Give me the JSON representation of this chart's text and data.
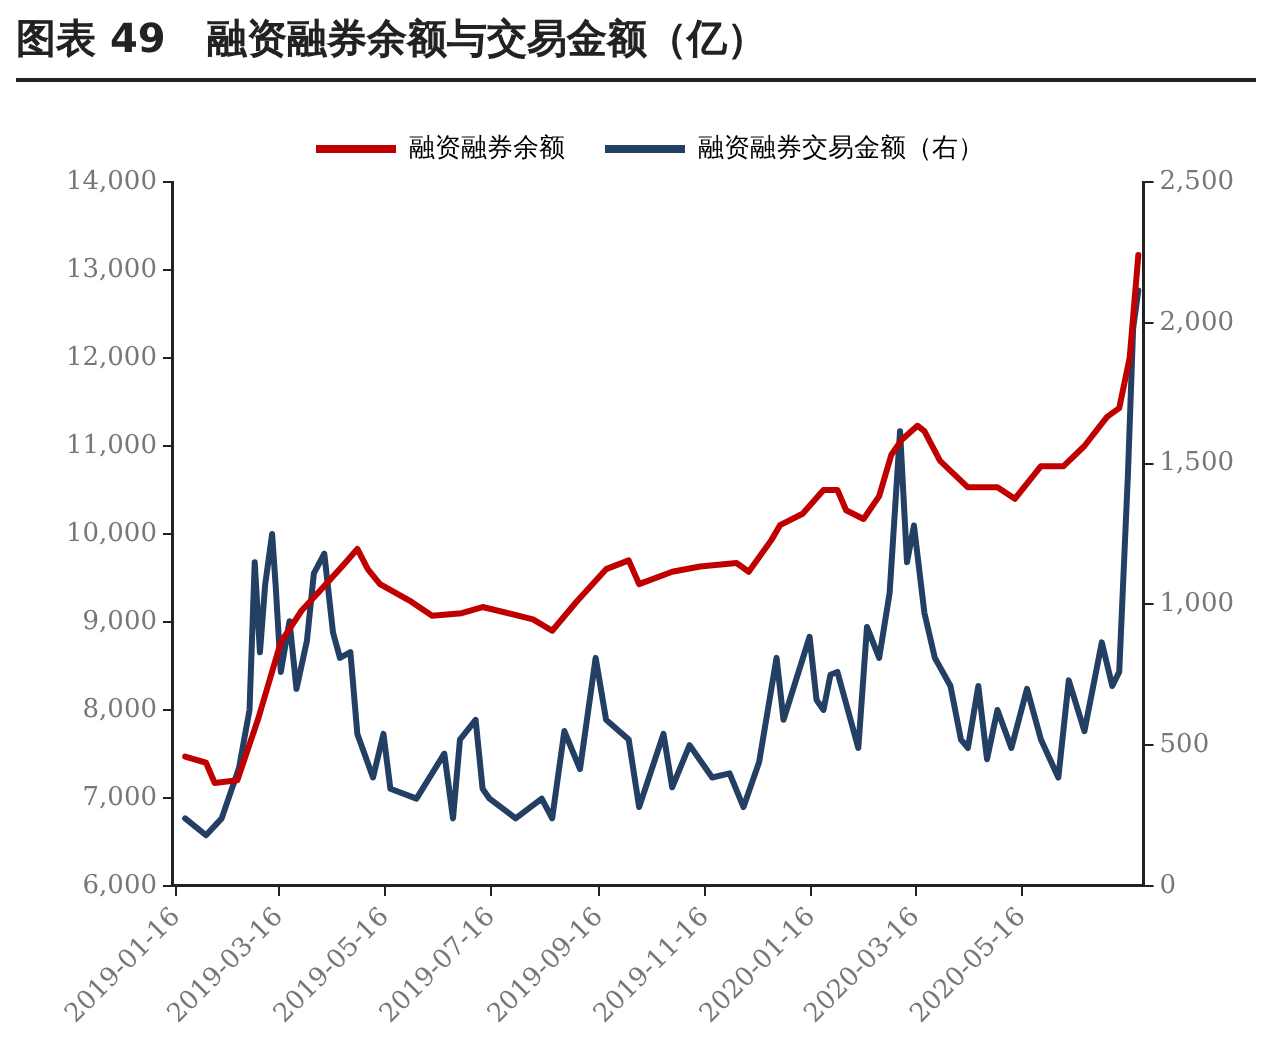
{
  "chart_data": {
    "type": "line",
    "title": "图表 49   融资融券余额与交易金额（亿）",
    "legend": "top",
    "grid": false,
    "marker": "none",
    "line_style": "solid",
    "xlim": [
      "2019-01-14",
      "2020-07-25"
    ],
    "xticks": [
      "2019-01-16",
      "2019-03-16",
      "2019-05-16",
      "2019-07-16",
      "2019-09-16",
      "2019-11-16",
      "2020-01-16",
      "2020-03-16",
      "2020-05-16"
    ],
    "ylim": [
      6000,
      14000
    ],
    "yticks": [
      {
        "value": 6000,
        "label": "6,000"
      },
      {
        "value": 7000,
        "label": "7,000"
      },
      {
        "value": 8000,
        "label": "8,000"
      },
      {
        "value": 9000,
        "label": "9,000"
      },
      {
        "value": 10000,
        "label": "10,000"
      },
      {
        "value": 11000,
        "label": "11,000"
      },
      {
        "value": 12000,
        "label": "12,000"
      },
      {
        "value": 13000,
        "label": "13,000"
      },
      {
        "value": 14000,
        "label": "14,000"
      }
    ],
    "y2lim": [
      0,
      2500
    ],
    "y2ticks": [
      0,
      500,
      {
        "value": 1000,
        "label": "1,000"
      },
      {
        "value": 1500,
        "label": "1,500"
      },
      {
        "value": 2000,
        "label": "2,000"
      },
      {
        "value": 2500,
        "label": "2,500"
      }
    ],
    "series": [
      {
        "name": "融资融券余额",
        "color": "#c00000",
        "x": [
          "2019-01-21",
          "2019-02-02",
          "2019-02-07",
          "2019-02-20",
          "2019-03-04",
          "2019-03-17",
          "2019-03-29",
          "2019-04-12",
          "2019-04-23",
          "2019-04-30",
          "2019-05-06",
          "2019-05-13",
          "2019-05-31",
          "2019-06-12",
          "2019-06-29",
          "2019-07-11",
          "2019-08-09",
          "2019-08-20",
          "2019-09-03",
          "2019-09-20",
          "2019-10-03",
          "2019-10-09",
          "2019-10-28",
          "2019-11-13",
          "2019-12-04",
          "2019-12-11",
          "2019-12-24",
          "2019-12-29",
          "2020-01-11",
          "2020-01-23",
          "2020-01-31",
          "2020-02-05",
          "2020-02-15",
          "2020-02-24",
          "2020-03-02",
          "2020-03-08",
          "2020-03-17",
          "2020-03-21",
          "2020-03-30",
          "2020-04-15",
          "2020-05-02",
          "2020-05-12",
          "2020-05-27",
          "2020-06-09",
          "2020-06-21",
          "2020-07-04",
          "2020-07-11",
          "2020-07-17",
          "2020-07-22"
        ],
        "values": [
          7470,
          7400,
          7170,
          7200,
          7900,
          8770,
          9130,
          9430,
          9670,
          9830,
          9600,
          9430,
          9230,
          9070,
          9100,
          9170,
          9030,
          8900,
          9230,
          9600,
          9700,
          9430,
          9570,
          9630,
          9670,
          9570,
          9930,
          10100,
          10230,
          10500,
          10500,
          10270,
          10170,
          10430,
          10900,
          11070,
          11230,
          11170,
          10830,
          10530,
          10530,
          10400,
          10770,
          10770,
          11000,
          11330,
          11430,
          12000,
          13170
        ]
      },
      {
        "name": "融资融券交易金额（右）",
        "color": "#233f63",
        "axis": "y2",
        "x": [
          "2019-01-21",
          "2019-02-02",
          "2019-02-11",
          "2019-02-21",
          "2019-02-27",
          "2019-03-02",
          "2019-03-05",
          "2019-03-08",
          "2019-03-12",
          "2019-03-14",
          "2019-03-17",
          "2019-03-22",
          "2019-03-26",
          "2019-04-01",
          "2019-04-05",
          "2019-04-11",
          "2019-04-16",
          "2019-04-20",
          "2019-04-26",
          "2019-04-30",
          "2019-05-09",
          "2019-05-15",
          "2019-05-19",
          "2019-06-03",
          "2019-06-19",
          "2019-06-24",
          "2019-06-28",
          "2019-07-07",
          "2019-07-11",
          "2019-07-15",
          "2019-07-30",
          "2019-08-14",
          "2019-08-20",
          "2019-08-27",
          "2019-09-05",
          "2019-09-14",
          "2019-09-20",
          "2019-10-03",
          "2019-10-09",
          "2019-10-23",
          "2019-10-28",
          "2019-11-07",
          "2019-11-20",
          "2019-11-30",
          "2019-12-08",
          "2019-12-17",
          "2019-12-27",
          "2019-12-31",
          "2020-01-15",
          "2020-01-19",
          "2020-01-23",
          "2020-01-27",
          "2020-01-31",
          "2020-02-12",
          "2020-02-17",
          "2020-02-24",
          "2020-03-01",
          "2020-03-07",
          "2020-03-11",
          "2020-03-15",
          "2020-03-21",
          "2020-03-27",
          "2020-04-05",
          "2020-04-11",
          "2020-04-15",
          "2020-04-21",
          "2020-04-26",
          "2020-05-02",
          "2020-05-10",
          "2020-05-19",
          "2020-05-27",
          "2020-06-06",
          "2020-06-12",
          "2020-06-21",
          "2020-07-01",
          "2020-07-07",
          "2020-07-11",
          "2020-07-16",
          "2020-07-19",
          "2020-07-22"
        ],
        "values": [
          240,
          180,
          240,
          420,
          625,
          1150,
          830,
          1070,
          1250,
          1070,
          760,
          940,
          700,
          870,
          1110,
          1180,
          900,
          810,
          830,
          540,
          385,
          540,
          345,
          310,
          470,
          240,
          520,
          590,
          345,
          310,
          240,
          310,
          240,
          550,
          415,
          810,
          590,
          520,
          280,
          540,
          350,
          500,
          385,
          400,
          280,
          440,
          810,
          590,
          885,
          660,
          625,
          750,
          760,
          490,
          920,
          810,
          1040,
          1615,
          1150,
          1280,
          970,
          810,
          710,
          520,
          490,
          710,
          450,
          625,
          490,
          700,
          520,
          385,
          730,
          550,
          865,
          710,
          760,
          1460,
          1980,
          2115
        ]
      }
    ]
  }
}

--------------------

Given instruction: Quote all the lines above exactly as given. Do not include the pictures.

Result for this exercise:
Give me the JSON representation of this chart's text and data.
{
  "chart_data": {
    "type": "line",
    "title": "图表 49   融资融券余额与交易金额（亿）",
    "legend": "top",
    "grid": false,
    "marker": "none",
    "line_style": "solid",
    "xlim": [
      "2019-01-14",
      "2020-07-25"
    ],
    "xticks": [
      "2019-01-16",
      "2019-03-16",
      "2019-05-16",
      "2019-07-16",
      "2019-09-16",
      "2019-11-16",
      "2020-01-16",
      "2020-03-16",
      "2020-05-16"
    ],
    "ylim": [
      6000,
      14000
    ],
    "yticks": [
      {
        "value": 6000,
        "label": "6,000"
      },
      {
        "value": 7000,
        "label": "7,000"
      },
      {
        "value": 8000,
        "label": "8,000"
      },
      {
        "value": 9000,
        "label": "9,000"
      },
      {
        "value": 10000,
        "label": "10,000"
      },
      {
        "value": 11000,
        "label": "11,000"
      },
      {
        "value": 12000,
        "label": "12,000"
      },
      {
        "value": 13000,
        "label": "13,000"
      },
      {
        "value": 14000,
        "label": "14,000"
      }
    ],
    "y2lim": [
      0,
      2500
    ],
    "y2ticks": [
      0,
      500,
      {
        "value": 1000,
        "label": "1,000"
      },
      {
        "value": 1500,
        "label": "1,500"
      },
      {
        "value": 2000,
        "label": "2,000"
      },
      {
        "value": 2500,
        "label": "2,500"
      }
    ],
    "series": [
      {
        "name": "融资融券余额",
        "color": "#c00000",
        "x": [
          "2019-01-21",
          "2019-02-02",
          "2019-02-07",
          "2019-02-20",
          "2019-03-04",
          "2019-03-17",
          "2019-03-29",
          "2019-04-12",
          "2019-04-23",
          "2019-04-30",
          "2019-05-06",
          "2019-05-13",
          "2019-05-31",
          "2019-06-12",
          "2019-06-29",
          "2019-07-11",
          "2019-08-09",
          "2019-08-20",
          "2019-09-03",
          "2019-09-20",
          "2019-10-03",
          "2019-10-09",
          "2019-10-28",
          "2019-11-13",
          "2019-12-04",
          "2019-12-11",
          "2019-12-24",
          "2019-12-29",
          "2020-01-11",
          "2020-01-23",
          "2020-01-31",
          "2020-02-05",
          "2020-02-15",
          "2020-02-24",
          "2020-03-02",
          "2020-03-08",
          "2020-03-17",
          "2020-03-21",
          "2020-03-30",
          "2020-04-15",
          "2020-05-02",
          "2020-05-12",
          "2020-05-27",
          "2020-06-09",
          "2020-06-21",
          "2020-07-04",
          "2020-07-11",
          "2020-07-17",
          "2020-07-22"
        ],
        "values": [
          7470,
          7400,
          7170,
          7200,
          7900,
          8770,
          9130,
          9430,
          9670,
          9830,
          9600,
          9430,
          9230,
          9070,
          9100,
          9170,
          9030,
          8900,
          9230,
          9600,
          9700,
          9430,
          9570,
          9630,
          9670,
          9570,
          9930,
          10100,
          10230,
          10500,
          10500,
          10270,
          10170,
          10430,
          10900,
          11070,
          11230,
          11170,
          10830,
          10530,
          10530,
          10400,
          10770,
          10770,
          11000,
          11330,
          11430,
          12000,
          13170
        ]
      },
      {
        "name": "融资融券交易金额（右）",
        "color": "#233f63",
        "axis": "y2",
        "x": [
          "2019-01-21",
          "2019-02-02",
          "2019-02-11",
          "2019-02-21",
          "2019-02-27",
          "2019-03-02",
          "2019-03-05",
          "2019-03-08",
          "2019-03-12",
          "2019-03-14",
          "2019-03-17",
          "2019-03-22",
          "2019-03-26",
          "2019-04-01",
          "2019-04-05",
          "2019-04-11",
          "2019-04-16",
          "2019-04-20",
          "2019-04-26",
          "2019-04-30",
          "2019-05-09",
          "2019-05-15",
          "2019-05-19",
          "2019-06-03",
          "2019-06-19",
          "2019-06-24",
          "2019-06-28",
          "2019-07-07",
          "2019-07-11",
          "2019-07-15",
          "2019-07-30",
          "2019-08-14",
          "2019-08-20",
          "2019-08-27",
          "2019-09-05",
          "2019-09-14",
          "2019-09-20",
          "2019-10-03",
          "2019-10-09",
          "2019-10-23",
          "2019-10-28",
          "2019-11-07",
          "2019-11-20",
          "2019-11-30",
          "2019-12-08",
          "2019-12-17",
          "2019-12-27",
          "2019-12-31",
          "2020-01-15",
          "2020-01-19",
          "2020-01-23",
          "2020-01-27",
          "2020-01-31",
          "2020-02-12",
          "2020-02-17",
          "2020-02-24",
          "2020-03-01",
          "2020-03-07",
          "2020-03-11",
          "2020-03-15",
          "2020-03-21",
          "2020-03-27",
          "2020-04-05",
          "2020-04-11",
          "2020-04-15",
          "2020-04-21",
          "2020-04-26",
          "2020-05-02",
          "2020-05-10",
          "2020-05-19",
          "2020-05-27",
          "2020-06-06",
          "2020-06-12",
          "2020-06-21",
          "2020-07-01",
          "2020-07-07",
          "2020-07-11",
          "2020-07-16",
          "2020-07-19",
          "2020-07-22"
        ],
        "values": [
          240,
          180,
          240,
          420,
          625,
          1150,
          830,
          1070,
          1250,
          1070,
          760,
          940,
          700,
          870,
          1110,
          1180,
          900,
          810,
          830,
          540,
          385,
          540,
          345,
          310,
          470,
          240,
          520,
          590,
          345,
          310,
          240,
          310,
          240,
          550,
          415,
          810,
          590,
          520,
          280,
          540,
          350,
          500,
          385,
          400,
          280,
          440,
          810,
          590,
          885,
          660,
          625,
          750,
          760,
          490,
          920,
          810,
          1040,
          1615,
          1150,
          1280,
          970,
          810,
          710,
          520,
          490,
          710,
          450,
          625,
          490,
          700,
          520,
          385,
          730,
          550,
          865,
          710,
          760,
          1460,
          1980,
          2115
        ]
      }
    ]
  }
}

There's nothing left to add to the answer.